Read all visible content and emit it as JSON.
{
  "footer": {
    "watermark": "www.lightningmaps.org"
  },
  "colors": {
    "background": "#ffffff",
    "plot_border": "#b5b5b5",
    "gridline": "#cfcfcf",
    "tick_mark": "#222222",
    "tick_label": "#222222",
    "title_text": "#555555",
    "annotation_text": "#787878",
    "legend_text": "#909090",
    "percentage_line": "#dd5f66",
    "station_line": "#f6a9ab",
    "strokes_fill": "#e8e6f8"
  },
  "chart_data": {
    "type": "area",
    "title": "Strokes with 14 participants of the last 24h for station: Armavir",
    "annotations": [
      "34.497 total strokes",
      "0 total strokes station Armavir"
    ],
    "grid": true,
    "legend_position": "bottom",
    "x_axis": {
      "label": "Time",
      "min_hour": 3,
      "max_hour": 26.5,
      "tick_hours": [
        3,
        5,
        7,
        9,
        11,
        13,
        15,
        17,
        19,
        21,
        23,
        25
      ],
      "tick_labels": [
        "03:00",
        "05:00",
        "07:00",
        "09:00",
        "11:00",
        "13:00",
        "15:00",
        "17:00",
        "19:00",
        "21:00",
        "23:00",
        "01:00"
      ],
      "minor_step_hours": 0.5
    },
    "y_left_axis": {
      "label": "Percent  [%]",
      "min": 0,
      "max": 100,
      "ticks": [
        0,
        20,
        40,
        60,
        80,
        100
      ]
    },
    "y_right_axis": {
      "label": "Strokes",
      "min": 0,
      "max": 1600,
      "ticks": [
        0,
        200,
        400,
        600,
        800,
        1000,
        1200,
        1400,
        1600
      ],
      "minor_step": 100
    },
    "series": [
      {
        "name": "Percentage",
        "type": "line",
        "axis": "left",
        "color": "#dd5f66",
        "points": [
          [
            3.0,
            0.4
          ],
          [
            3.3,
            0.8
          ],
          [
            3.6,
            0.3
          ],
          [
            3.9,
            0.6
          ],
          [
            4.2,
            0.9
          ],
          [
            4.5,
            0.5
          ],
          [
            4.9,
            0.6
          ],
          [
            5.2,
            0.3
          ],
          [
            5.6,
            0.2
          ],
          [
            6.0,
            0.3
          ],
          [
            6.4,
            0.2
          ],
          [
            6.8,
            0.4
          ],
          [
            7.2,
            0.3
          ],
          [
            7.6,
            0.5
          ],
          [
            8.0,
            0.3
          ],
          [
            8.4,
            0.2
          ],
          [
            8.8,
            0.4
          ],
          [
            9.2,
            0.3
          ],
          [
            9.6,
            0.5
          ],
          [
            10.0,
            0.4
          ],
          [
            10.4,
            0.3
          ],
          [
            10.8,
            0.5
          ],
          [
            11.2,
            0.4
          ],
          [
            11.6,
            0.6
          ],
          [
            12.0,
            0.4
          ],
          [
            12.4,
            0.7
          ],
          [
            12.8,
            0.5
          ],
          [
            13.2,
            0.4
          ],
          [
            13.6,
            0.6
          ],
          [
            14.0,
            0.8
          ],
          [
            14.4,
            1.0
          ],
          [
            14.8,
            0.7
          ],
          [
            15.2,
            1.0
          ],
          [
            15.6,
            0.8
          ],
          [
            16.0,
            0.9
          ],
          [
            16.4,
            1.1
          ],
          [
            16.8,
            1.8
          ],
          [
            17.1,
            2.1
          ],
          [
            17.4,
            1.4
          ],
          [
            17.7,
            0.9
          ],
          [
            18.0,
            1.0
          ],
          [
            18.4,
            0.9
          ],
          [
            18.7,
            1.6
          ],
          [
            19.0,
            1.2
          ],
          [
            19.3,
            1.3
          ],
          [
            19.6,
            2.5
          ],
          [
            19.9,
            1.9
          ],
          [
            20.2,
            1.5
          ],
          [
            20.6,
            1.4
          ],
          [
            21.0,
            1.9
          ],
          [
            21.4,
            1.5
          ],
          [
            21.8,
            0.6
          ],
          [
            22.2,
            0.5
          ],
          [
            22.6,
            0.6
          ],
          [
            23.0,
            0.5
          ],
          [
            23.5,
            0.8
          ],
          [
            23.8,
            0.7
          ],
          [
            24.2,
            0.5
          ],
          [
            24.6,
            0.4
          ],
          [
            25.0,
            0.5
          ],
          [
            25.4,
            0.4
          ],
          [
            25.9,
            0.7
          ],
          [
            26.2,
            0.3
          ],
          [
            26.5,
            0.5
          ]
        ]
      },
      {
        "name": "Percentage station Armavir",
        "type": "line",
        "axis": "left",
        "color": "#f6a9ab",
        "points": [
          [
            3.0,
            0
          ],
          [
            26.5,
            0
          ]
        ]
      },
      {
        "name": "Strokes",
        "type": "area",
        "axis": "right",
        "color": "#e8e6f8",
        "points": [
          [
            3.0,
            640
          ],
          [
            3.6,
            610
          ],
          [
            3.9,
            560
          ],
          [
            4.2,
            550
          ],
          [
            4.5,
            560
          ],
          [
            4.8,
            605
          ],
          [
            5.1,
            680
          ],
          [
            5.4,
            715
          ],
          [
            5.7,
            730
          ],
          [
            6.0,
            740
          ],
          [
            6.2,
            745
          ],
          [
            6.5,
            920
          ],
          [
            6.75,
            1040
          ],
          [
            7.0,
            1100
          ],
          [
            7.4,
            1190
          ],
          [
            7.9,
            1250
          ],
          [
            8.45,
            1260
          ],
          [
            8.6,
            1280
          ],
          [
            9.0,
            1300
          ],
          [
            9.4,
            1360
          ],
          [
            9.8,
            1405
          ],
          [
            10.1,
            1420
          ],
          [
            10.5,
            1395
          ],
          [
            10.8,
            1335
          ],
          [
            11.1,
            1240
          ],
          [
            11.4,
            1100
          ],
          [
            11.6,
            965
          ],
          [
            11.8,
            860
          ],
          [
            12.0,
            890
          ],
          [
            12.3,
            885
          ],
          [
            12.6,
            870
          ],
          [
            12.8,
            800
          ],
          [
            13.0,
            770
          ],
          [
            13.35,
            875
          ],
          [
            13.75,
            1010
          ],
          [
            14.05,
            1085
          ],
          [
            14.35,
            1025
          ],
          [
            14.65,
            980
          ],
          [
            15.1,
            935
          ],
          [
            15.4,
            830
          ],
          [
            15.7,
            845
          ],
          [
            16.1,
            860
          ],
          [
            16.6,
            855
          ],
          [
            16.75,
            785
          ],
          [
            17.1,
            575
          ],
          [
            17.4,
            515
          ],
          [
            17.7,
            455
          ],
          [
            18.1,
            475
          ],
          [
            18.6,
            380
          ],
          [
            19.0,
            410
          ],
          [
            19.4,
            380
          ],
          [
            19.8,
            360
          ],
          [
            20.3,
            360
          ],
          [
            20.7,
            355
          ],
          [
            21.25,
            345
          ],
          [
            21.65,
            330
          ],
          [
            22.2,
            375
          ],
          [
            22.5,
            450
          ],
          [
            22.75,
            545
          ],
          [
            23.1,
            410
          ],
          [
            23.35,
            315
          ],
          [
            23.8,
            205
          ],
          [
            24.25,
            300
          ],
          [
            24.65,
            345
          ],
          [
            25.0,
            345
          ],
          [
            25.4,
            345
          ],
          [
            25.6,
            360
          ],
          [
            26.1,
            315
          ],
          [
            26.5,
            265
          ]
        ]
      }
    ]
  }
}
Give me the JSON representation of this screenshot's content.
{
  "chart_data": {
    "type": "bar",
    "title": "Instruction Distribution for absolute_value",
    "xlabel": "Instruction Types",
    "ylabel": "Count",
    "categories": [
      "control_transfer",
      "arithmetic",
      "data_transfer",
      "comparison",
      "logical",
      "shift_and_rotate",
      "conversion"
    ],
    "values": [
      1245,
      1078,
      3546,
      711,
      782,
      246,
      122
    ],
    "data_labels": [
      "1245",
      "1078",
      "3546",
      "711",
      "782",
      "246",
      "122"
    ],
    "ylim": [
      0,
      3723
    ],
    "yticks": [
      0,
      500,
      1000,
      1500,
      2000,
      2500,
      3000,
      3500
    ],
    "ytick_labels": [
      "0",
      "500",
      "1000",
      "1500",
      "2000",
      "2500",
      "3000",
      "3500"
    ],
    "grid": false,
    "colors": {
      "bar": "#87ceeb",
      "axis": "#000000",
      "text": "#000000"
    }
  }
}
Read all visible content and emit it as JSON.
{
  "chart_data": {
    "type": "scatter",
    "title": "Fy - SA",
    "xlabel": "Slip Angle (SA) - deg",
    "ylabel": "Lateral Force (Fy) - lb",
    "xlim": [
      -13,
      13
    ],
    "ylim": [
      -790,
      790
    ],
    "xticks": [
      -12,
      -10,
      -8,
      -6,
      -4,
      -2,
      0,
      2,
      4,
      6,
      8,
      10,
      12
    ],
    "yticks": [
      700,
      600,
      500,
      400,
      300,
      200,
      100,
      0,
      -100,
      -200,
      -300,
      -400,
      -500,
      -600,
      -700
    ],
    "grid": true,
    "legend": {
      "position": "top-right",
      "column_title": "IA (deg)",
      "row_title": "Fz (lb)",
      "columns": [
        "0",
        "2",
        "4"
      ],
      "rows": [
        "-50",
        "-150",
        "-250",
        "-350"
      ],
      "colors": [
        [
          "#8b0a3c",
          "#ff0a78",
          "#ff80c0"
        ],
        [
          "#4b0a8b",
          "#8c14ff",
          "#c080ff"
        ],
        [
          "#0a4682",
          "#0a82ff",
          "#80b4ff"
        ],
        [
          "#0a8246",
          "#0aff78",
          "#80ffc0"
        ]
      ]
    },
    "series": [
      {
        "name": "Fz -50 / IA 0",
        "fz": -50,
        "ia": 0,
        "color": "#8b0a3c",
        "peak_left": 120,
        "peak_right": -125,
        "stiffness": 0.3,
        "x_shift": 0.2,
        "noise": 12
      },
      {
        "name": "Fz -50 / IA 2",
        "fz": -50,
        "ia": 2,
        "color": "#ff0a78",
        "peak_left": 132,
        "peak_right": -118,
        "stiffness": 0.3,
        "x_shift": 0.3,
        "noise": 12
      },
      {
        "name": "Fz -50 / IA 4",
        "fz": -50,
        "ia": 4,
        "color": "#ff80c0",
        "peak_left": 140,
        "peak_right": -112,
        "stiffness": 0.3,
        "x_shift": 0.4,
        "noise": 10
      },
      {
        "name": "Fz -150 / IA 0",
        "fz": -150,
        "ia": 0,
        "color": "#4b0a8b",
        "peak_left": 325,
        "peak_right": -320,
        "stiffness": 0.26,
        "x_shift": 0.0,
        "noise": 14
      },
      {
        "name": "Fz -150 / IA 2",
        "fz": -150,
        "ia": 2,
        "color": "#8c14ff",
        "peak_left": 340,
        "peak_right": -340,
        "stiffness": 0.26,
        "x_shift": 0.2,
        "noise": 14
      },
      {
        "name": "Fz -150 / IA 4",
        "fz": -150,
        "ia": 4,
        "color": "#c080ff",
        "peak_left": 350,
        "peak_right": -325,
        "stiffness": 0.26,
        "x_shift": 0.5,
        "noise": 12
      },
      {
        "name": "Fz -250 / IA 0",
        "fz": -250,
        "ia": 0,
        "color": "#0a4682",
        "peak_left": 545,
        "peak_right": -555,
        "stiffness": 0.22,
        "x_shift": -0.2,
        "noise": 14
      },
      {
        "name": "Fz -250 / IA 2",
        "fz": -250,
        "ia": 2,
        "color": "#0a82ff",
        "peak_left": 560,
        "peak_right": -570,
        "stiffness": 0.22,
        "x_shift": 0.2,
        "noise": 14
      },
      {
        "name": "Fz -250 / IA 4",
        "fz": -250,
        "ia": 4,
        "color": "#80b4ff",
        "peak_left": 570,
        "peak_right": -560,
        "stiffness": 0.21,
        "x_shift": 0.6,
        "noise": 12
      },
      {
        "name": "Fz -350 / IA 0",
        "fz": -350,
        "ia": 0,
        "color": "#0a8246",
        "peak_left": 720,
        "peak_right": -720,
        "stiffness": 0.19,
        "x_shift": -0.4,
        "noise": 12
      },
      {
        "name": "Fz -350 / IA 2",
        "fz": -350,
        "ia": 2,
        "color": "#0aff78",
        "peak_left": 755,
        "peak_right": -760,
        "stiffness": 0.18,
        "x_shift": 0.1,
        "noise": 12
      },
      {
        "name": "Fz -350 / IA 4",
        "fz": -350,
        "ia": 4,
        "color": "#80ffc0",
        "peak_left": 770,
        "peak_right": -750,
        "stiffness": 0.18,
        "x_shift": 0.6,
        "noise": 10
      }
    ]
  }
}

Aim
Select from the material above each line in which the string "total" appears, and list those lines.

Finished task
      "34.497 total strokes",
      "0 total strokes station Armavir"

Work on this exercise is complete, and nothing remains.